- **Exercise directions**: Look below and pull out each line with the word "Count".

- **Supplied records**:

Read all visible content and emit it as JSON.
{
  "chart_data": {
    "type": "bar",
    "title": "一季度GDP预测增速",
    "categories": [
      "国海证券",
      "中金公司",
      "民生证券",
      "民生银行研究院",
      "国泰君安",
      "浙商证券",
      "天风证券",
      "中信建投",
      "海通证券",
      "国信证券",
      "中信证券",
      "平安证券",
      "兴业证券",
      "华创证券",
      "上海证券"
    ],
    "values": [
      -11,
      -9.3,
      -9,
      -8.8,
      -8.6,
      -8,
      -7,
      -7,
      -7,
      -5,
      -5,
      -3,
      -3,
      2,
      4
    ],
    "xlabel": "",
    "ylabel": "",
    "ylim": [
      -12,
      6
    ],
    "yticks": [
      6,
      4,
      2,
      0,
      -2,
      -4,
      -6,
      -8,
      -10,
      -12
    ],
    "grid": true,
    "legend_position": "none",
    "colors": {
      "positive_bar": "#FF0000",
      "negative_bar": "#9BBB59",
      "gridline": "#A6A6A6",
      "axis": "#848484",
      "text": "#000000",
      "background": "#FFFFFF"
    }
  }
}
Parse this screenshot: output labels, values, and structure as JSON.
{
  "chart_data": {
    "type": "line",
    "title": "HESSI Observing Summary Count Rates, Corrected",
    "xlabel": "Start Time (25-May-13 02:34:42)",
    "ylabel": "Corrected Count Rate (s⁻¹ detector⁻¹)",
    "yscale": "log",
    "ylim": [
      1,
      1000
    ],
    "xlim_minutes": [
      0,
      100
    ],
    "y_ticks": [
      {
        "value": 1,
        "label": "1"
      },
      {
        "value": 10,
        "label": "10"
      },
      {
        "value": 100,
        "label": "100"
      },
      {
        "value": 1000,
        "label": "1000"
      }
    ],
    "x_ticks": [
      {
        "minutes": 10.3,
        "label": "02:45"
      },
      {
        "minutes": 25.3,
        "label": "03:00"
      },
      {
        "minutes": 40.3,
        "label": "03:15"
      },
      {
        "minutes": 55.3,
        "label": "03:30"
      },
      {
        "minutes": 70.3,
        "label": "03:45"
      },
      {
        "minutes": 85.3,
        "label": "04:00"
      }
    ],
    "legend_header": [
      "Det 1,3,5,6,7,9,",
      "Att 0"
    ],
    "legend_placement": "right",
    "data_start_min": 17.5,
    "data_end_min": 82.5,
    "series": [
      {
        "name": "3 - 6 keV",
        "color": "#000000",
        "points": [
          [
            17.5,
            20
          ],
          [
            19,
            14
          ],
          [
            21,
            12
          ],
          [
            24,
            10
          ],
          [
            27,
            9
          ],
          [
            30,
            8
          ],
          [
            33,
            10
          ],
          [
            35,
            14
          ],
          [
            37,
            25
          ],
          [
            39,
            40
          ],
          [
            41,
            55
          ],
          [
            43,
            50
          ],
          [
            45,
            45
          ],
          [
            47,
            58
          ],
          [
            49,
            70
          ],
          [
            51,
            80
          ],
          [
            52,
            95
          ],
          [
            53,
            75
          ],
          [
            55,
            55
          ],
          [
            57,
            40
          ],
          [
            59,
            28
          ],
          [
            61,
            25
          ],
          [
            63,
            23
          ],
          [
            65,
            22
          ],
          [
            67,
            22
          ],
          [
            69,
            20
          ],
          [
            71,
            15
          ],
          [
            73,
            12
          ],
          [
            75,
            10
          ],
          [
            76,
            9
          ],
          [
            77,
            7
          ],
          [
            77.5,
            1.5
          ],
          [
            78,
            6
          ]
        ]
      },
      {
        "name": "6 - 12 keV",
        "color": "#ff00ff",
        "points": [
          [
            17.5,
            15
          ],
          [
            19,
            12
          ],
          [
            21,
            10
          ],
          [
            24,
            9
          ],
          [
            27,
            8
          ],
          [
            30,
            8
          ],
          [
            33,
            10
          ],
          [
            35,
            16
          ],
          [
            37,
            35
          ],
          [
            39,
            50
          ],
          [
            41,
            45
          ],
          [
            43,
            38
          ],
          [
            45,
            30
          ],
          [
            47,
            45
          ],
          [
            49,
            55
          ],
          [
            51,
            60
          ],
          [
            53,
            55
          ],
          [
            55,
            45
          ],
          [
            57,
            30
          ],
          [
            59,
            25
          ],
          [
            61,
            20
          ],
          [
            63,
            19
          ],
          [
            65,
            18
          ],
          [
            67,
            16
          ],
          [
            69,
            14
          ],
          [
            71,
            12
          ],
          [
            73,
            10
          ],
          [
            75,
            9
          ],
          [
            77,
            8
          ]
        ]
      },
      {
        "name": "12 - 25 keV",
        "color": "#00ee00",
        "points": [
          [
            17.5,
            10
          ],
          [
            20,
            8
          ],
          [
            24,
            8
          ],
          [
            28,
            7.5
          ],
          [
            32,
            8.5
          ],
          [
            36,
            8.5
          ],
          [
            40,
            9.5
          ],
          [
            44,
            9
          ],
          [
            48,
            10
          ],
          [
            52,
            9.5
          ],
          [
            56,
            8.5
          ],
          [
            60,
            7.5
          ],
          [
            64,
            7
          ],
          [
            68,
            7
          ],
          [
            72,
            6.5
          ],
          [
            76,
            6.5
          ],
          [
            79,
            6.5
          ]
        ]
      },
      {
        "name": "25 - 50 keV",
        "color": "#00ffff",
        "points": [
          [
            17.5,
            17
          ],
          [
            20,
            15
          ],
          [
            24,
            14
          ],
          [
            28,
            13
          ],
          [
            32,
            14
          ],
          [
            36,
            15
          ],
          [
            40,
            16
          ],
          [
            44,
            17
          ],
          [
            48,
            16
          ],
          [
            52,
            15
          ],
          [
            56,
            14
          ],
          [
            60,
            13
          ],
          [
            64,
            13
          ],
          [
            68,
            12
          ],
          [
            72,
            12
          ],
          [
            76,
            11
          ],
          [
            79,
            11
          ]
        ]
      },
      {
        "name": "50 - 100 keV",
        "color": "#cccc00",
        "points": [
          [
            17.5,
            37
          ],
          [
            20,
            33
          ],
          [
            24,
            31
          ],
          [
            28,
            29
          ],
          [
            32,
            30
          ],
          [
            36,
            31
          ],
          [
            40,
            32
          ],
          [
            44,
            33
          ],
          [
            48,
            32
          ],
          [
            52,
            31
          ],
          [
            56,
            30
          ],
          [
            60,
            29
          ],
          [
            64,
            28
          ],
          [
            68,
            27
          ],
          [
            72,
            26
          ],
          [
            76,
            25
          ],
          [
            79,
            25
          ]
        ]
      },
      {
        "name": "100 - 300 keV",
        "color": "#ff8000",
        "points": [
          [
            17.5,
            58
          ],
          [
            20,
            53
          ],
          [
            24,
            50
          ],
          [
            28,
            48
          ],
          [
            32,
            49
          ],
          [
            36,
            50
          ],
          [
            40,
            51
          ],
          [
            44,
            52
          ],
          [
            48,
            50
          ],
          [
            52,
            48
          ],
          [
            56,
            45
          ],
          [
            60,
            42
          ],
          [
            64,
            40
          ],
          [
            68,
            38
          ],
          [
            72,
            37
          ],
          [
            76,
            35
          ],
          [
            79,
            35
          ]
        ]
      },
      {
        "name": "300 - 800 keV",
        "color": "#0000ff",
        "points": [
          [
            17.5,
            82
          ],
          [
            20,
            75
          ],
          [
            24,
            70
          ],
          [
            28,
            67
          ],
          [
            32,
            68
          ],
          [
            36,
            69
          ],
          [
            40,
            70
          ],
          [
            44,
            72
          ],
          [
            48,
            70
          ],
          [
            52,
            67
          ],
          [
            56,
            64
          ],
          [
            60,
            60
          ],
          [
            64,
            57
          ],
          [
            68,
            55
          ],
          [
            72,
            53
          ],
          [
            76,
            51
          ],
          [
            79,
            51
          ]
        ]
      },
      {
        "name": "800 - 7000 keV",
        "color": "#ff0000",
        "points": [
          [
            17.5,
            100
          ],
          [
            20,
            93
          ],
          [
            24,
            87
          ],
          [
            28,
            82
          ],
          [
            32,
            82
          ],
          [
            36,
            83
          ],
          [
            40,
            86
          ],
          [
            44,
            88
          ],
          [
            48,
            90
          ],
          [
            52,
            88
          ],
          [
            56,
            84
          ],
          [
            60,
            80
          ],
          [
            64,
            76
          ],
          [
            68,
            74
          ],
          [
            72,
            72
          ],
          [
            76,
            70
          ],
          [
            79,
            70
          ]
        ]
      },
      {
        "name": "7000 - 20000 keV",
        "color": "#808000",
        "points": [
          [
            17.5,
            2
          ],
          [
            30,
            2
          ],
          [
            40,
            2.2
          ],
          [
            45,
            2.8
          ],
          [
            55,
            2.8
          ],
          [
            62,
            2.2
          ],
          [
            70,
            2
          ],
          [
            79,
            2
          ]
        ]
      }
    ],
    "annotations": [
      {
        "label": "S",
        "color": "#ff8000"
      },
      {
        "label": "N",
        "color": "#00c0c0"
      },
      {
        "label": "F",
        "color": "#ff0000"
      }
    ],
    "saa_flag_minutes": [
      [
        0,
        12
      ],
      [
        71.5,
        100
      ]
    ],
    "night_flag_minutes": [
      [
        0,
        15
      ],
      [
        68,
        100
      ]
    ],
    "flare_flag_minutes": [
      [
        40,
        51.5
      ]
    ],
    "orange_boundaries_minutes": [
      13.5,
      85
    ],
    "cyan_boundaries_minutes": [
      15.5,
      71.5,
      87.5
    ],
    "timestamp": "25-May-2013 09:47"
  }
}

- **Correct response**:
    "title": "HESSI Observing Summary Count Rates, Corrected",
    "ylabel": "Corrected Count Rate (s⁻¹ detector⁻¹)",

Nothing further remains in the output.